▸ **Data**
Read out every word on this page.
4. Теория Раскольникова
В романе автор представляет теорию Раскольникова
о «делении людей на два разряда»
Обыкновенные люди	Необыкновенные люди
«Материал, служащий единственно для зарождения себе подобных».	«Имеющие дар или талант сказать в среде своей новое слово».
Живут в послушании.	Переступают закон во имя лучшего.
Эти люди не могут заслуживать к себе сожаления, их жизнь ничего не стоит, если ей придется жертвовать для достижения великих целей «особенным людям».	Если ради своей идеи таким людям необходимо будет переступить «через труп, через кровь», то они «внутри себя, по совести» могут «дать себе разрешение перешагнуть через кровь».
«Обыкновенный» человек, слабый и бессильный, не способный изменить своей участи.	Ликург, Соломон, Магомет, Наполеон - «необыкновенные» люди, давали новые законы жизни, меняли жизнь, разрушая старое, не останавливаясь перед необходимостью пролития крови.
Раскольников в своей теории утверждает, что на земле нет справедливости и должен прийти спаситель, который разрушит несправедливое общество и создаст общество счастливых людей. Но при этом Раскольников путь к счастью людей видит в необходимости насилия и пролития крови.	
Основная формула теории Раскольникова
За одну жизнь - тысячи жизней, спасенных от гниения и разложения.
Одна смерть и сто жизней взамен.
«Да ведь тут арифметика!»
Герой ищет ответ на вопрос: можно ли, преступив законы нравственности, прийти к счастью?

▸ **Written task**
Your task is to retype all the records above with nothing left out.

▸ **Completed exercise**
Read out every word on this page.
4. Теория Раскольникова
В романе автор представляет теорию Раскольникова
о «делении людей на два разряда»
Обыкновенные люди	Необыкновенные люди
«Материал, служащий единственно для зарождения себе подобных».	«Имеющие дар или талант сказать в среде своей новое слово».
Живут в послушании.	Переступают закон во имя лучшего.
Эти люди не могут заслуживать к себе сожаления, их жизнь ничего не стоит, если ей придется жертвовать для достижения великих целей «особенным людям».	Если ради своей идеи таким людям необходимо будет переступить «через труп, через кровь», то они «внутри себя, по совести» могут «дать себе разрешение перешагнуть через кровь».
«Обыкновенный» человек, слабый и бессильный, не способный изменить своей участи.	Ликург, Соломон, Магомет, Наполеон - «необыкновенные» люди, давали новые законы жизни, меняли жизнь, разрушая старое, не останавливаясь перед необходимостью пролития крови.
Раскольников в своей теории утверждает, что на земле нет справедливости и должен прийти спаситель, который разрушит несправедливое общество и создаст общество счастливых людей. Но при этом Раскольников путь к счастью людей видит в необходимости насилия и пролития крови.	
Основная формула теории Раскольникова
За одну жизнь - тысячи жизней, спасенных от гниения и разложения.
Одна смерть и сто жизней взамен.
«Да ведь тут арифметика!»
Герой ищет ответ на вопрос: можно ли, преступив законы нравственности, прийти к счастью?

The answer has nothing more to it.